→ **Stored records**
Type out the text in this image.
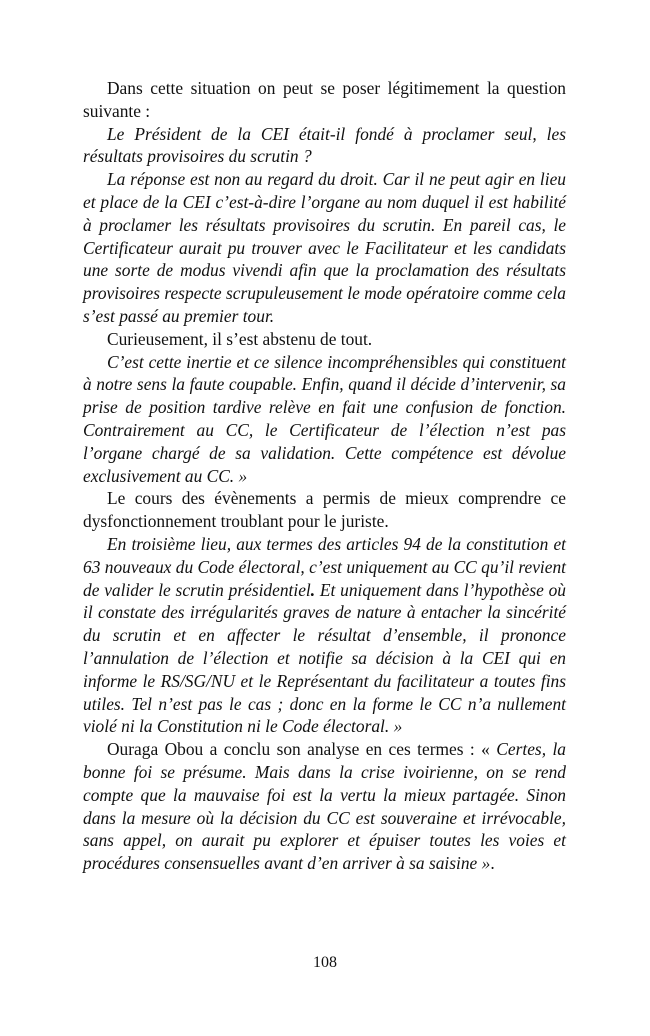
Dans cette situation on peut se poser légitimement la question suivante :

Le Président de la CEI était-il fondé à proclamer seul, les résultats provisoires du scrutin ?

La réponse est non au regard du droit. Car il ne peut agir en lieu et place de la CEI c’est-à-dire l’organe au nom duquel il est habilité à proclamer les résultats provisoires du scrutin. En pareil cas, le Certificateur aurait pu trouver avec le Facilitateur et les candidats une sorte de modus vivendi afin que la proclamation des résultats provisoires respecte scrupuleusement le mode opératoire comme cela s’est passé au premier tour.

Curieusement, il s’est abstenu de tout.

C’est cette inertie et ce silence incompréhensibles qui constituent à notre sens la faute coupable. Enfin, quand il décide d’intervenir, sa prise de position tardive relève en fait une confusion de fonction. Contrairement au CC, le Certificateur de l’élection n’est pas l’organe chargé de sa validation. Cette compétence est dévolue exclusivement au CC. »

Le cours des évènements a permis de mieux comprendre ce dysfonctionnement troublant pour le juriste.

En troisième lieu, aux termes des articles 94 de la constitution et 63 nouveaux du Code électoral, c’est uniquement au CC qu’il revient de valider le scrutin présidentiel. Et uniquement dans l’hypothèse où il constate des irrégularités graves de nature à entacher la sincérité du scrutin et en affecter le résultat d’ensemble, il prononce l’annulation de l’élection et notifie sa décision à la CEI qui en informe le RS/SG/NU et le Représentant du facilitateur a toutes fins utiles. Tel n’est pas le cas ; donc en la forme le CC n’a nullement violé ni la Constitution ni le Code électoral. »

Ouraga Obou a conclu son analyse en ces termes : « Certes, la bonne foi se présume. Mais dans la crise ivoirienne, on se rend compte que la mauvaise foi est la vertu la mieux partagée. Sinon dans la mesure où la décision du CC est souveraine et irrévocable, sans appel, on aurait pu explorer et épuiser toutes les voies et procédures consensuelles avant d’en arriver à sa saisine ».

108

→ **Exercise directions**
Pick out every line above that contains the word "Certificateur" and copy it.

→ **Task response**
La réponse est non au regard du droit. Car il ne peut agir en lieu et place de la CEI c’est-à-dire l’organe au nom duquel il est habilité à proclamer les résultats provisoires du scrutin. En pareil cas, le Certificateur aurait pu trouver avec le Facilitateur et les candidats une sorte de modus vivendi afin que la proclamation des résultats provisoires respecte scrupuleusement le mode opératoire comme cela s’est passé au premier tour.
C’est cette inertie et ce silence incompréhensibles qui constituent à notre sens la faute coupable. Enfin, quand il décide d’intervenir, sa prise de position tardive relève en fait une confusion de fonction. Contrairement au CC, le Certificateur de l’élection n’est pas l’organe chargé de sa validation. Cette compétence est dévolue exclusivement au CC. »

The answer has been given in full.